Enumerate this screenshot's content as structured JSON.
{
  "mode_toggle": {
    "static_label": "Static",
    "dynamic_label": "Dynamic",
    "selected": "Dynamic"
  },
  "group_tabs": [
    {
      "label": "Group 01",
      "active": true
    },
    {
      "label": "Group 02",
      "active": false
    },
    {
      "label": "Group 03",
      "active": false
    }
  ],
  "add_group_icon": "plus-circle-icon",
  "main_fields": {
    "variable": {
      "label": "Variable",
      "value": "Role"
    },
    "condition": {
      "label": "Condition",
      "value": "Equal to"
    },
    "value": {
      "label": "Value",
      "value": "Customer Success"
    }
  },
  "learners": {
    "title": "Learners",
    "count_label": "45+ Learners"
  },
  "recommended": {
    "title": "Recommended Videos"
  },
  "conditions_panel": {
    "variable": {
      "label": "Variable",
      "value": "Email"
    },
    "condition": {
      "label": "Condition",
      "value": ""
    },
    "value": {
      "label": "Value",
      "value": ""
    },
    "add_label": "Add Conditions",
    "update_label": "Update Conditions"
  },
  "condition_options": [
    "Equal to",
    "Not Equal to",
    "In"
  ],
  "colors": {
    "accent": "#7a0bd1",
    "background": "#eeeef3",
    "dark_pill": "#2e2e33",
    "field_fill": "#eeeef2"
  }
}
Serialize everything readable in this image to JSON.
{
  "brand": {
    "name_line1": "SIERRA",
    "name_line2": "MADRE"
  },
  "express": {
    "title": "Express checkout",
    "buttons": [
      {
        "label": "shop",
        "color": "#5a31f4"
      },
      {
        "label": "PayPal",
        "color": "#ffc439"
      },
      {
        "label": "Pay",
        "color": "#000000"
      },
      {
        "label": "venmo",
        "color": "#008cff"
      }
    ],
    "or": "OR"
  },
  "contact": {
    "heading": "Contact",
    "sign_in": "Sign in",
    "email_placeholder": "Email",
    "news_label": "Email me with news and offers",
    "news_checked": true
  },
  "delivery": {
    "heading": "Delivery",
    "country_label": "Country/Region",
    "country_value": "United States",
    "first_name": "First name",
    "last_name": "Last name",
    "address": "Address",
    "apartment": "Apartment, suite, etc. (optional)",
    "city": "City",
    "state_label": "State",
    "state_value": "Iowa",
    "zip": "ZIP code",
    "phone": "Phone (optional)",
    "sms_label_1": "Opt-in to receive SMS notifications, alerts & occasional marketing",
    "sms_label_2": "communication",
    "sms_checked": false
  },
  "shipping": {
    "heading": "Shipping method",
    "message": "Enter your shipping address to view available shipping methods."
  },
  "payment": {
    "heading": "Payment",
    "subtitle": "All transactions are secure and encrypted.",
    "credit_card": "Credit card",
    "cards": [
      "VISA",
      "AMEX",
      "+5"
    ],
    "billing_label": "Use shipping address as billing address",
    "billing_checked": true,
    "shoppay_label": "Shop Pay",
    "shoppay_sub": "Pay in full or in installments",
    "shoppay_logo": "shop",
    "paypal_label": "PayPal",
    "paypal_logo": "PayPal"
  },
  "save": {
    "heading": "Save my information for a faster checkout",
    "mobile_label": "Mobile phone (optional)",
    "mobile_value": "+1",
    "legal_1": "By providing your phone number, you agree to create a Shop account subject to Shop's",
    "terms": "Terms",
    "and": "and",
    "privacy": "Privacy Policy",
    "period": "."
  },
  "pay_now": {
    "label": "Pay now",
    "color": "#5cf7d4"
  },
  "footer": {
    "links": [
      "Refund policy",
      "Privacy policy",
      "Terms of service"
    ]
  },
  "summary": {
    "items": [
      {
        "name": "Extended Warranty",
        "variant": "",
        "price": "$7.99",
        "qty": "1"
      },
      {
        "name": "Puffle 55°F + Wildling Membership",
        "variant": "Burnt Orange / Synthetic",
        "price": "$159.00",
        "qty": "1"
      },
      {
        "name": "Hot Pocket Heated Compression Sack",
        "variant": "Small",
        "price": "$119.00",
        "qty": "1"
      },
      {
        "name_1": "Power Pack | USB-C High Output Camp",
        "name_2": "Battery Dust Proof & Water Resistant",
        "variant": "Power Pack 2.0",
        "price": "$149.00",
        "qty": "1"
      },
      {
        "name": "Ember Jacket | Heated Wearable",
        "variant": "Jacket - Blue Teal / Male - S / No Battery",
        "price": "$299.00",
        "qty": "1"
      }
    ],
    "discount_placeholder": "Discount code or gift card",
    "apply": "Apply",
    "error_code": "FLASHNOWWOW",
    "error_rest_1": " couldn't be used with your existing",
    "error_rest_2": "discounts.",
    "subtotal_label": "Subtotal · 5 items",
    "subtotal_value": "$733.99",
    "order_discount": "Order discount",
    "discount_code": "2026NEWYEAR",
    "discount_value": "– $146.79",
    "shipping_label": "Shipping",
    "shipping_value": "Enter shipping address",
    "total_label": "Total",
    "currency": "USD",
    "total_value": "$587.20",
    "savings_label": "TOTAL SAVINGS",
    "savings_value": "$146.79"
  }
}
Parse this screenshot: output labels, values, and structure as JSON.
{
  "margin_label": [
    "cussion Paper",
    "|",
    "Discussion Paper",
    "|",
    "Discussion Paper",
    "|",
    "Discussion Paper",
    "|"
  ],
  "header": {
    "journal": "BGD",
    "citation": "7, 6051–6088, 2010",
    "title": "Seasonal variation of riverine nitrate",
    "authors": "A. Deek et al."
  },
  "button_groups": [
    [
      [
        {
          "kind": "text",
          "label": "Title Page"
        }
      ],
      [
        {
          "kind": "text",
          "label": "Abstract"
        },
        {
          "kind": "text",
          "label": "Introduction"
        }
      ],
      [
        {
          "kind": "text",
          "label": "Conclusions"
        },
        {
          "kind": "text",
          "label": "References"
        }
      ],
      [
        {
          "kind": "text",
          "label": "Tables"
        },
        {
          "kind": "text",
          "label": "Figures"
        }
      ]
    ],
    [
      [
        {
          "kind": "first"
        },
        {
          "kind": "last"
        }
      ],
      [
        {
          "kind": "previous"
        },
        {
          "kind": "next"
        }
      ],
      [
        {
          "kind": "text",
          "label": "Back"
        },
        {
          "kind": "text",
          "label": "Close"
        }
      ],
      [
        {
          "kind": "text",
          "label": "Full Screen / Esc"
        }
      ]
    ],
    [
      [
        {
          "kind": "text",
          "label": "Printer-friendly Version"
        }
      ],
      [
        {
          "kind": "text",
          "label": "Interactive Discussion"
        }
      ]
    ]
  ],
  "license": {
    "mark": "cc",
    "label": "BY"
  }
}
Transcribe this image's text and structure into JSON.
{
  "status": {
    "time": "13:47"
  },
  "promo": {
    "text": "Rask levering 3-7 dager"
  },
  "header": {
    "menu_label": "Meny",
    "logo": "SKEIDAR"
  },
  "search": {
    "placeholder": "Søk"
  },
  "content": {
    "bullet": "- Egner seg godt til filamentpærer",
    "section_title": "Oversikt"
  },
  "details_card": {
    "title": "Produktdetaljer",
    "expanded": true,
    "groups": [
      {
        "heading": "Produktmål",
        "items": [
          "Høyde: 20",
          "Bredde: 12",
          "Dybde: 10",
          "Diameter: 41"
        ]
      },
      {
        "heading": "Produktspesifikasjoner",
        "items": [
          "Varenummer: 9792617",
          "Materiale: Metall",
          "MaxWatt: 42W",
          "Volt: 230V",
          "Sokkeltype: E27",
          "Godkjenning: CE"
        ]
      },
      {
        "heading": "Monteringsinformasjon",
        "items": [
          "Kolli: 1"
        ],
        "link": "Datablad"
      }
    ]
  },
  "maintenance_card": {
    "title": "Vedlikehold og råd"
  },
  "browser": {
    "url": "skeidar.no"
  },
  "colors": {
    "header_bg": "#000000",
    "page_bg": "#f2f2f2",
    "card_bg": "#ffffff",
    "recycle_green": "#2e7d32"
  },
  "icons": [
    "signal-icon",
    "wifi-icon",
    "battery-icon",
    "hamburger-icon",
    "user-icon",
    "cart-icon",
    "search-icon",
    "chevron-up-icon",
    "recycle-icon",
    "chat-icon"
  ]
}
____________________
REQUEST
From the material above, gather all lines that include the string "image" and copy them.

FINAL ANSWER
Serialize everything readable in this image to JSON.
Transcribe this image's text and structure into JSON.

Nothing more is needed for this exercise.